-- Start of Excerpted records --

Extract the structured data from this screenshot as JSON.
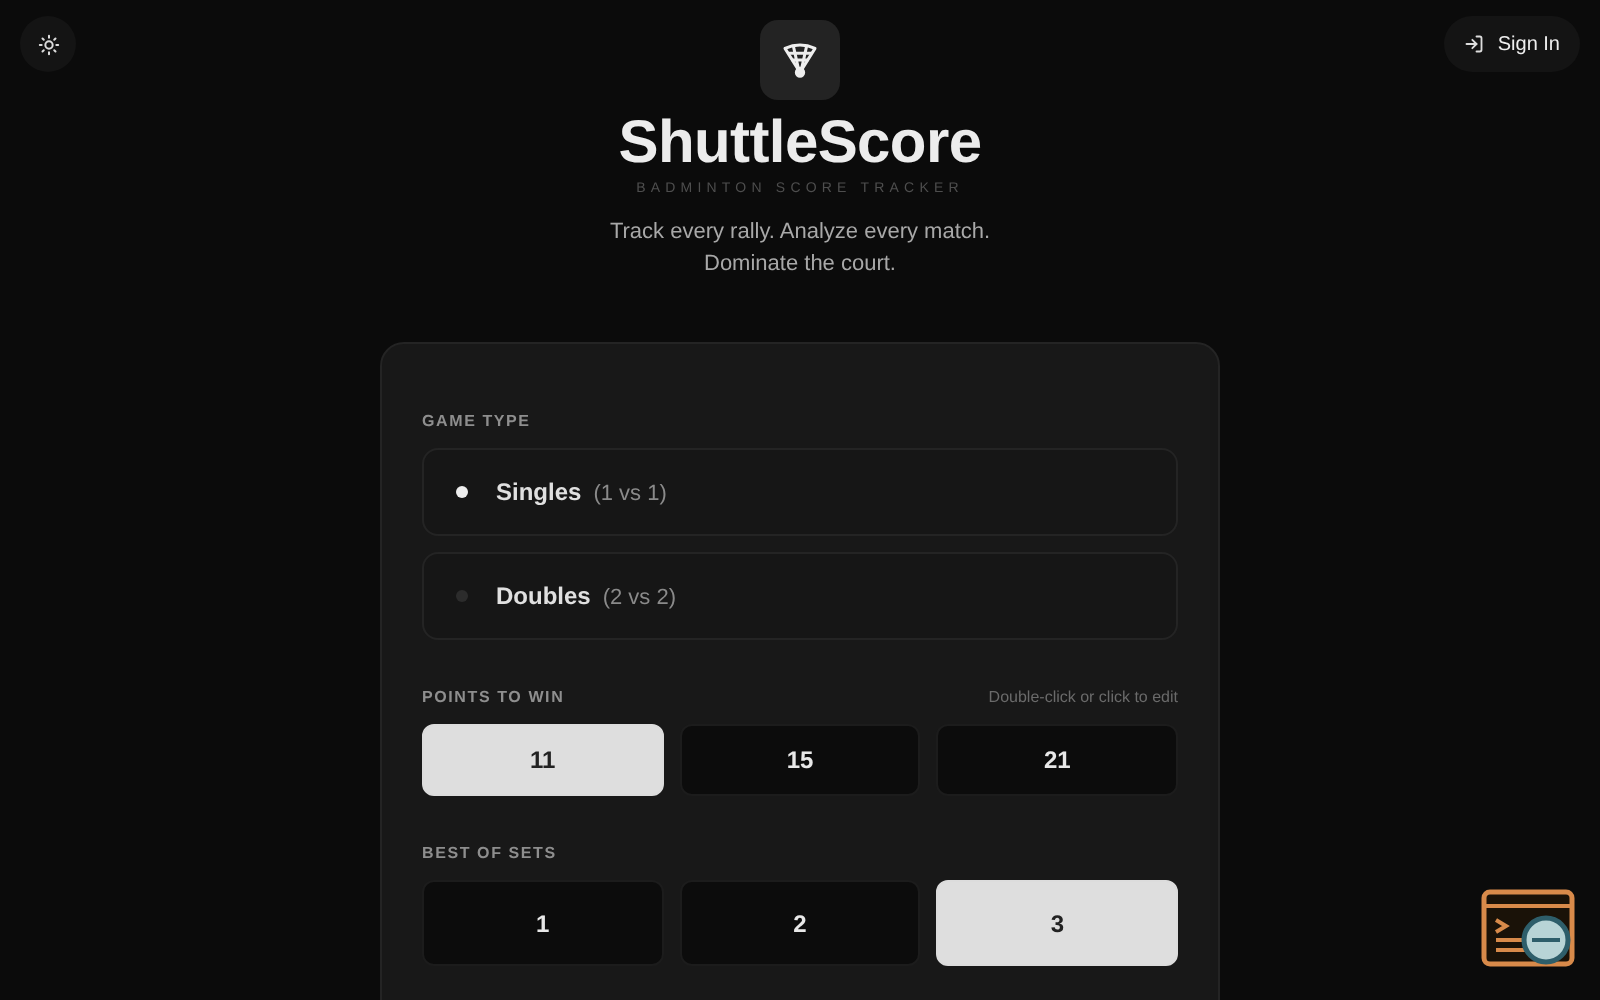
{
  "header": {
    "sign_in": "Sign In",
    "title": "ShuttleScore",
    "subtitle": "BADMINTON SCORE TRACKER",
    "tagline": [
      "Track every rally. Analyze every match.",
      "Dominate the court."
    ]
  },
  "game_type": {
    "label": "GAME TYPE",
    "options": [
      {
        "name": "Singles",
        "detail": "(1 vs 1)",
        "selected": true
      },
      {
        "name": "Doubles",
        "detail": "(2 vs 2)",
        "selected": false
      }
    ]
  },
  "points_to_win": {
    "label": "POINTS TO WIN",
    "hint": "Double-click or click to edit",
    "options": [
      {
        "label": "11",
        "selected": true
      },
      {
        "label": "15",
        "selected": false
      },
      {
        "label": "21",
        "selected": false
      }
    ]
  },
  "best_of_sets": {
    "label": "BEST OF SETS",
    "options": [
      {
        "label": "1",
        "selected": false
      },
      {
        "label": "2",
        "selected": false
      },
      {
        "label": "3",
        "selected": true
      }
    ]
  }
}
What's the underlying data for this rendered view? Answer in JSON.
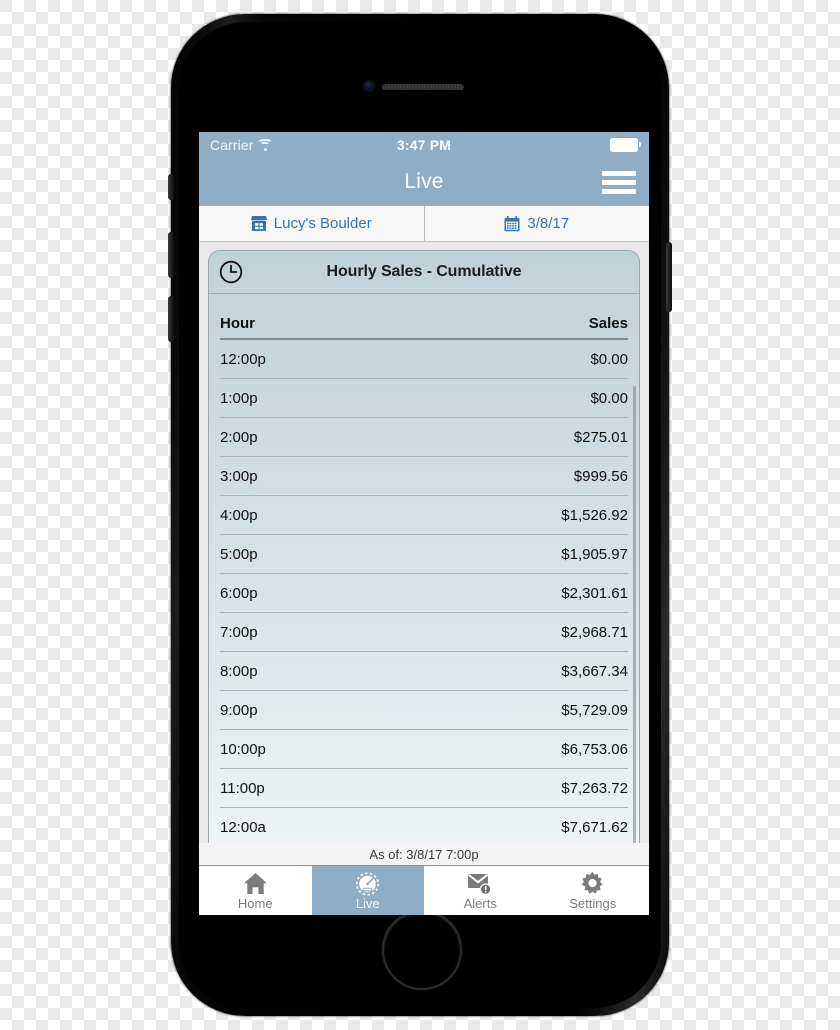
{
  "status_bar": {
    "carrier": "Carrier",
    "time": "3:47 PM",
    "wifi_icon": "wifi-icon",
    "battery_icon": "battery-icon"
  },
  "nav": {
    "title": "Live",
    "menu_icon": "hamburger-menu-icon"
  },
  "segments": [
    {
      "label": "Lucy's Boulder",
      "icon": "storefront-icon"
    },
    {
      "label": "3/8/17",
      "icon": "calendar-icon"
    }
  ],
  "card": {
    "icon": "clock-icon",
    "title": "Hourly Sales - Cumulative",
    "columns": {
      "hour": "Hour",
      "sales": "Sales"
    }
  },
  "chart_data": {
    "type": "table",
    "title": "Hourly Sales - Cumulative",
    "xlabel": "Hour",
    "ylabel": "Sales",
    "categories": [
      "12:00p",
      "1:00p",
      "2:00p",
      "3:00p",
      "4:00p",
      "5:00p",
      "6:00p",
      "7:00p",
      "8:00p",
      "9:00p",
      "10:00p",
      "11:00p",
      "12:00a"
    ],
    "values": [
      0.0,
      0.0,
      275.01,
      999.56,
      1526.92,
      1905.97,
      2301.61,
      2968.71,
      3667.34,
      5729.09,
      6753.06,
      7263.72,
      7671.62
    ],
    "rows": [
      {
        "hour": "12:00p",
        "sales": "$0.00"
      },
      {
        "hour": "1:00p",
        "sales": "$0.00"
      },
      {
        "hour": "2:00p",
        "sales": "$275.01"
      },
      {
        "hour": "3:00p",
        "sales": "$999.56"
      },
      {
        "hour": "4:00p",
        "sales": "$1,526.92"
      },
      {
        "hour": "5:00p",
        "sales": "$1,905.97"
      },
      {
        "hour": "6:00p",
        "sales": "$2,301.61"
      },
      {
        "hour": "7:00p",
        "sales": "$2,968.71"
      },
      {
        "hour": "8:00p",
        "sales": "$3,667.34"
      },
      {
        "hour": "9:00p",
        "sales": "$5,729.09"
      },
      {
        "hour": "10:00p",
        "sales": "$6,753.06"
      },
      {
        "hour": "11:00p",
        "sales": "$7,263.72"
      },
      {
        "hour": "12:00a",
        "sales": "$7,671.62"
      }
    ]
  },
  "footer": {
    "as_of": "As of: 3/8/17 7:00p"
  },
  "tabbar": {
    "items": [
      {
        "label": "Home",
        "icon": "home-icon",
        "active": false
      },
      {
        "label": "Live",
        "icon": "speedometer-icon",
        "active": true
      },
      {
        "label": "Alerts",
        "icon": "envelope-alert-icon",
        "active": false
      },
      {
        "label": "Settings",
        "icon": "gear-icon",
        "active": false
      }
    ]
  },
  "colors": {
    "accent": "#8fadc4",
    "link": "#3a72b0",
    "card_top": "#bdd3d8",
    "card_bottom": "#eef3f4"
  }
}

-- End of Excerpted records --
-- Start of Excerpted records --

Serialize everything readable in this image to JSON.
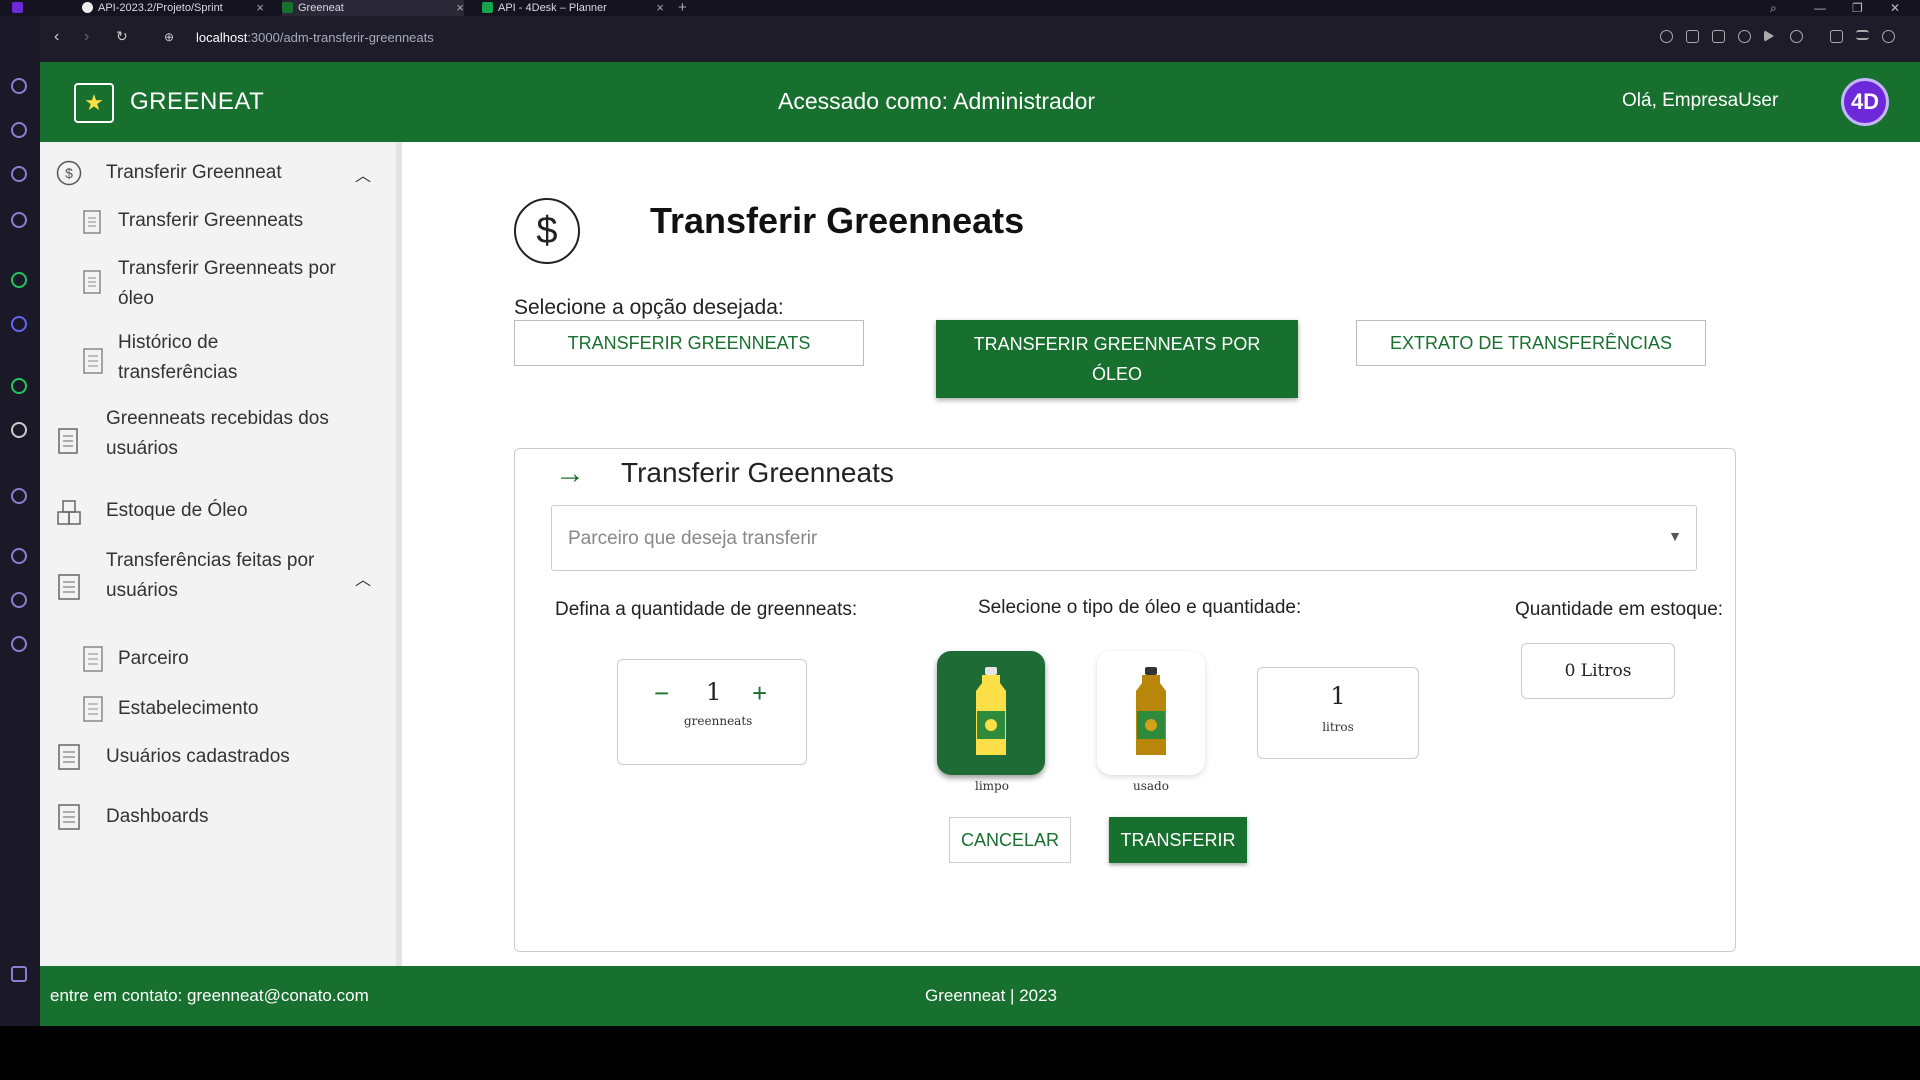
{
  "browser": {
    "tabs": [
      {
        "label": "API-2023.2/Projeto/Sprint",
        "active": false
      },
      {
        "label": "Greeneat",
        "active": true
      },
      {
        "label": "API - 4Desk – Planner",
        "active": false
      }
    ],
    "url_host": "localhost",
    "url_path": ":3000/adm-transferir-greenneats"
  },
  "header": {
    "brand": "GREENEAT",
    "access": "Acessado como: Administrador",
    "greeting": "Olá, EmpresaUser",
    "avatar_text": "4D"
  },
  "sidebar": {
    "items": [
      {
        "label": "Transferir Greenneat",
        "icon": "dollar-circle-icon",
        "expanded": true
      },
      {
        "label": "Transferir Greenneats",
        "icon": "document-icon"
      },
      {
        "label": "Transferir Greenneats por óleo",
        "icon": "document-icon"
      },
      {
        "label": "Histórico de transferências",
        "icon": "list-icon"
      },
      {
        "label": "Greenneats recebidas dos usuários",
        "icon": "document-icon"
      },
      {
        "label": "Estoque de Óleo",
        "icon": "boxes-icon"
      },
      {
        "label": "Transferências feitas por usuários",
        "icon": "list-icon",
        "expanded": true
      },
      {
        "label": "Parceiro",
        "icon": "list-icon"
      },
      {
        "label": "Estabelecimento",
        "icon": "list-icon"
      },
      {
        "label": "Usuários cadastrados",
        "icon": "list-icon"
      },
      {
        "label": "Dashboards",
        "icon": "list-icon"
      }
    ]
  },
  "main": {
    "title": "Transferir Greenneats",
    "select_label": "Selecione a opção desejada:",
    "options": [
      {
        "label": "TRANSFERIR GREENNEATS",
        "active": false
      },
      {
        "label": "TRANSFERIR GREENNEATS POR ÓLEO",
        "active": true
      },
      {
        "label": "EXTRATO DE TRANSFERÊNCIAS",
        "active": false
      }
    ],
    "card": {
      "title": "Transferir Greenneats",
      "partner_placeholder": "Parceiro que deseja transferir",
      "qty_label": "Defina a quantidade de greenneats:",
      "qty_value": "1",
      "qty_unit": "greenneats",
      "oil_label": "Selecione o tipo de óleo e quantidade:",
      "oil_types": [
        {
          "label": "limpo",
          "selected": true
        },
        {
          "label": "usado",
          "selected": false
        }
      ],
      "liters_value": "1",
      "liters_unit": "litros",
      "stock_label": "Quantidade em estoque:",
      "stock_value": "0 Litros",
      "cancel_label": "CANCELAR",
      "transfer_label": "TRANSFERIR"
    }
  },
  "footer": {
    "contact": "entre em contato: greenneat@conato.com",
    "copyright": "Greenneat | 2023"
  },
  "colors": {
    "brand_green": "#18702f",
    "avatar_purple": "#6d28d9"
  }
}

-- End of Excerpted records --

(What to do):
In the records above, tally the lines where the word "this" appears, and give the number and nothing else.

(Right answer):
3